- Work to do
Print the following passage about the church that lost her love, word for word, from its title through its final sentence.

- Given passage
********************

The Church That Lost Her Love (Part 2), Revelation 2:1-7

It is something that can only be activated by choice.  When dealing with others, love is something we must determine to give.  Love is not a feeling – love feelings are infatuation.  Someone governed by feelings hasn’t matured as a believer.  A mature believer is not a kite in the wind of their feelings, but, they choose, even despite their emotions, to love another.  Biblical love therefore is not something that overwhelms you, it is what you choose to overwhelm someone else with.  

#3:  Love (v4, 5)

        We have seen the the Ephesian’s Lampstand, their Labor, and now we look at the Ephesian’s Love.  Actually, we will have a hard time looking at it because according to Jesus it is missing.  Notice what the Lord says in verse 4, “Yet this I hold against you:  You have forsaken your first love.”   

        I actually don’t think Jesus was saying they had lost all their love.  He wasn’t saying that they no longer loved at all and that they had a cold, rigid, loveless attitude.  Rather, it is that their first place love now became 2nd place in their life.  Or 3rd place.  They still loved but competing loves developed in their hearts and displaced their first love.  They did not keep their first love, first.  Perhaps this is a violation of the first commandment:  You shall have no other gods before Me.

This is interesting when you go back 30 years and see that this church had a reputation for their love.  In Ephesians 1:15 Paul said, “For this reason ever since I heard about your faith in the Lord and your love for all the saints I have not stopped giving thanks for you…”  They were known all around for their great love and Paul had heard about them  while travelling.

********************

- Data records
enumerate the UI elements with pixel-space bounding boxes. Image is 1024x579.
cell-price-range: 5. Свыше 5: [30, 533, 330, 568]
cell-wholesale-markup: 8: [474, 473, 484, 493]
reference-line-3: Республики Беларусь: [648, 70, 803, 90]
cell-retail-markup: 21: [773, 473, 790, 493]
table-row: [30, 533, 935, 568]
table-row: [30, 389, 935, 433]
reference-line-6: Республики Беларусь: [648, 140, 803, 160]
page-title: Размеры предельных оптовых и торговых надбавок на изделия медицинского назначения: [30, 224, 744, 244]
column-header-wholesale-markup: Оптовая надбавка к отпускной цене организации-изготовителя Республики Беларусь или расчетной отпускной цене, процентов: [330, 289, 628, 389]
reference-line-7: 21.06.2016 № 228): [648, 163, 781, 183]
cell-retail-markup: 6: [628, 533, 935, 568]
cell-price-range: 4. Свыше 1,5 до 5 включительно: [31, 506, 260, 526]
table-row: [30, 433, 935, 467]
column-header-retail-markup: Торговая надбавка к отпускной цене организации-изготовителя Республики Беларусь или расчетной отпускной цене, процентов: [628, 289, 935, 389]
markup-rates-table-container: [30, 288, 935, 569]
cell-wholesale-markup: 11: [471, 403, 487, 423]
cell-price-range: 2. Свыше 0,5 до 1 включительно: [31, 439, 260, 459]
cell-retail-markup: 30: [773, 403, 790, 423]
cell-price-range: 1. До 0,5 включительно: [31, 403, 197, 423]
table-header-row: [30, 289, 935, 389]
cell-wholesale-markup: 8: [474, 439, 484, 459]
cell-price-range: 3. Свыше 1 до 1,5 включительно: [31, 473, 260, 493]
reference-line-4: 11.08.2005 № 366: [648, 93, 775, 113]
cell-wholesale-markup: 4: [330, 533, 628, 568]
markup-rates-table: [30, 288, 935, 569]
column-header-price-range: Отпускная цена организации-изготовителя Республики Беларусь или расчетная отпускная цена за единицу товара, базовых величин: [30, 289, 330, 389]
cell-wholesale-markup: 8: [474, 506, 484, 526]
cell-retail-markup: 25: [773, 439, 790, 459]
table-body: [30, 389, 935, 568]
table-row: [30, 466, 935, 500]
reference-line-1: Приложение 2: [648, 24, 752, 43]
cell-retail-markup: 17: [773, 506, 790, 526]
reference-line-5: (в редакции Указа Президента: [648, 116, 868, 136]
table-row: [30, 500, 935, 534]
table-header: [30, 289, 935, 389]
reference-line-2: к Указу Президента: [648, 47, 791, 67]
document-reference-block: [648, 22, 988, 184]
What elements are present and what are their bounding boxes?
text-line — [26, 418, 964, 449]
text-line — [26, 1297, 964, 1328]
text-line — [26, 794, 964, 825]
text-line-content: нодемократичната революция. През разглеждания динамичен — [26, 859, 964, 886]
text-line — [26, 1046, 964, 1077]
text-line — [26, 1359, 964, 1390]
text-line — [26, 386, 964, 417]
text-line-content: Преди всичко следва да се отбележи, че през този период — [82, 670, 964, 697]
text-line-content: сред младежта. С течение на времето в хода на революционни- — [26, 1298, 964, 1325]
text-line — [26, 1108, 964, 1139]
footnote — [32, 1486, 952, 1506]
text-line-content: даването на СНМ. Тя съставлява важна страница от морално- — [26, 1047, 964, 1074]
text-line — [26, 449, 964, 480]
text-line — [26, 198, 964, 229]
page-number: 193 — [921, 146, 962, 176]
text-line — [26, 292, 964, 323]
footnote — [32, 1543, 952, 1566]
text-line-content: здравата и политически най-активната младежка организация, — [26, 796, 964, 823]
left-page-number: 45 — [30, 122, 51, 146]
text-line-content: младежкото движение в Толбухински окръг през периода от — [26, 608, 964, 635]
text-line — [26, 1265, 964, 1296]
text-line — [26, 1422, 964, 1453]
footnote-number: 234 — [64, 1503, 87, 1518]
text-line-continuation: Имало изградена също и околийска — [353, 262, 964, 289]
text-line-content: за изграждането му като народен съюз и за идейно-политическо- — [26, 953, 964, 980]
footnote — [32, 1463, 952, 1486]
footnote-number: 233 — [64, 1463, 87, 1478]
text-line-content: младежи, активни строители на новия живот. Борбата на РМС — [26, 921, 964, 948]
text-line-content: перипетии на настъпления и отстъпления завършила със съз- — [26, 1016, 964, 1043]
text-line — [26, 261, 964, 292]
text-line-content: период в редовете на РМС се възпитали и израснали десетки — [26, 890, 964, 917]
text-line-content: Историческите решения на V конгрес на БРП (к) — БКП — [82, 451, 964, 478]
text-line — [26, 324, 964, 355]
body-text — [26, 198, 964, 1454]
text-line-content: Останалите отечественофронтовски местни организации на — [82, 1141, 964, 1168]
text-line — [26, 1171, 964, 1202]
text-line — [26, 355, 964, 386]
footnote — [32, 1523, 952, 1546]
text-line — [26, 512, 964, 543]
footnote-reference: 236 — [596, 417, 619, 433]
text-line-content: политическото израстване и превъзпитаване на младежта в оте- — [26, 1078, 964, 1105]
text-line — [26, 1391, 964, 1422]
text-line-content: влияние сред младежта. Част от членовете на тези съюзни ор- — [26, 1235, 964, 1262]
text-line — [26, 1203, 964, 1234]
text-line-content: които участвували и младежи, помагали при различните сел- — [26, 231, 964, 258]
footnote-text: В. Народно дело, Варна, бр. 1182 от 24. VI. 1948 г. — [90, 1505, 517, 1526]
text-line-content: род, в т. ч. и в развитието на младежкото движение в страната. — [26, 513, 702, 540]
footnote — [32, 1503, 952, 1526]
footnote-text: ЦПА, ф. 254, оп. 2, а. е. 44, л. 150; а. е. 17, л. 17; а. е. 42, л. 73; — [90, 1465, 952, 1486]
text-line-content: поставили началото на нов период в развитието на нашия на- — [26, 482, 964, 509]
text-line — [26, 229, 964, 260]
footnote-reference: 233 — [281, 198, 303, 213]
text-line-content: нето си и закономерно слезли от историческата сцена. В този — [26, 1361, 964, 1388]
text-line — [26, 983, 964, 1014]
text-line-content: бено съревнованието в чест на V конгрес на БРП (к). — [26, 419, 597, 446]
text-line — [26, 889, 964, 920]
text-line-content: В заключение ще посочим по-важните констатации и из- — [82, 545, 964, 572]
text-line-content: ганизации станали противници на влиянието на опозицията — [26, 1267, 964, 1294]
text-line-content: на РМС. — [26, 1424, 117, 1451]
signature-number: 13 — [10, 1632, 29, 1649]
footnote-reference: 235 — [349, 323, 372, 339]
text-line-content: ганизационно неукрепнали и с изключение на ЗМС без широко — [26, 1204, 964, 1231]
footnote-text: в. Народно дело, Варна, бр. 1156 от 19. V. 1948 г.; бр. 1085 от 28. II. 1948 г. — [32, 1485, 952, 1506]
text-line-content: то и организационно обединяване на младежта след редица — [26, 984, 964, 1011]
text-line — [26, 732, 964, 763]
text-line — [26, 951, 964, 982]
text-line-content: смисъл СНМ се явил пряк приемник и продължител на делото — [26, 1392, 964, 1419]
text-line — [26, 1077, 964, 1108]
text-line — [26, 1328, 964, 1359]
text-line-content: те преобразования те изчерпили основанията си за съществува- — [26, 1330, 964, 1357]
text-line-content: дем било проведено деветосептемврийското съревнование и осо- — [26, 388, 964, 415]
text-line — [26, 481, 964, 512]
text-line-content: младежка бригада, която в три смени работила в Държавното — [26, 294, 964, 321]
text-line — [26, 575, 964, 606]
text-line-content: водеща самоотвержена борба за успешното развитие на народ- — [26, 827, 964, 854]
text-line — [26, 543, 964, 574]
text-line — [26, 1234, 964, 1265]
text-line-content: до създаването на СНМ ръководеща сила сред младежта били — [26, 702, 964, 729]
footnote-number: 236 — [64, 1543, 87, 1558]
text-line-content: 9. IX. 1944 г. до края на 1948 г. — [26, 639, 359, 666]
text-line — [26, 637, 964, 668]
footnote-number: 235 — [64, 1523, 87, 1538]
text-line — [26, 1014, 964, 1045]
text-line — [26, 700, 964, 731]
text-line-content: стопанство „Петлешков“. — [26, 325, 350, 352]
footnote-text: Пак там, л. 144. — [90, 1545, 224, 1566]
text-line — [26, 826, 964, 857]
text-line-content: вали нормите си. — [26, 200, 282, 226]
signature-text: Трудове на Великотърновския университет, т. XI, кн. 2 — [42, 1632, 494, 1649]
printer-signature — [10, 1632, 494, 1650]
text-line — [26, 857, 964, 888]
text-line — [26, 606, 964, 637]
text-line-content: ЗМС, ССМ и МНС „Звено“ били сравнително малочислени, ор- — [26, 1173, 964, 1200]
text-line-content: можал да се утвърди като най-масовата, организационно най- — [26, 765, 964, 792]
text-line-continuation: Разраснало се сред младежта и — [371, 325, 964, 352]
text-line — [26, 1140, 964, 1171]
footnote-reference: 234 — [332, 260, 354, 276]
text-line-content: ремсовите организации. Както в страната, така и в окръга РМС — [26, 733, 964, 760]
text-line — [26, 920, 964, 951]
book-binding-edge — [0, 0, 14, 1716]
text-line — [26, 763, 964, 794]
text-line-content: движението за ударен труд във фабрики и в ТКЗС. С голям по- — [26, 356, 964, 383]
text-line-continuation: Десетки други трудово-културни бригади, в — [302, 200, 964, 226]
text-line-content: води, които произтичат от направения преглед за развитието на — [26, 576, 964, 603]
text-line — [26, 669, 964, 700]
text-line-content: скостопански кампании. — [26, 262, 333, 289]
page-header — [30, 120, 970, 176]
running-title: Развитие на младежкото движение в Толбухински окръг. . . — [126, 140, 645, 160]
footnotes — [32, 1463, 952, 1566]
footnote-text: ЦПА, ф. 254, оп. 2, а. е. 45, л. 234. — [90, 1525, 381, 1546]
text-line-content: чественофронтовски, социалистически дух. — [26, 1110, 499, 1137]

********************

- Response to the exercise
The Church That Lost Her Love (Part 2), Revelation 2:1-7

It is something that can only be activated by choice.  When dealing with others, love is something we must determine to give.  Love is not a feeling – love feelings are infatuation.  Someone governed by feelings hasn’t matured as a believer.  A mature believer is not a kite in the wind of their feelings, but, they choose, even despite their emotions, to love another.  Biblical love therefore is not something that overwhelms you, it is what you choose to overwhelm someone else with.  

#3:  Love (v4, 5)

        We have seen the the Ephesian’s Lampstand, their Labor, and now we look at the Ephesian’s Love.  Actually, we will have a hard time looking at it because according to Jesus it is missing.  Notice what the Lord says in verse 4, “Yet this I hold against you:  You have forsaken your first love.”   

        I actually don’t think Jesus was saying they had lost all their love.  He wasn’t saying that they no longer loved at all and that they had a cold, rigid, loveless attitude.  Rather, it is that their first place love now became 2nd place in their life.  Or 3rd place.  They still loved but competing loves developed in their hearts and displaced their first love.  They did not keep their first love, first.  Perhaps this is a violation of the first commandment:  You shall have no other gods before Me.

This is interesting when you go back 30 years and see that this church had a reputation for their love.  In Ephesians 1:15 Paul said, “For this reason ever since I heard about your faith in the Lord and your love for all the saints I have not stopped giving thanks for you…”  They were known all around for their great love and Paul had heard about them  while travelling.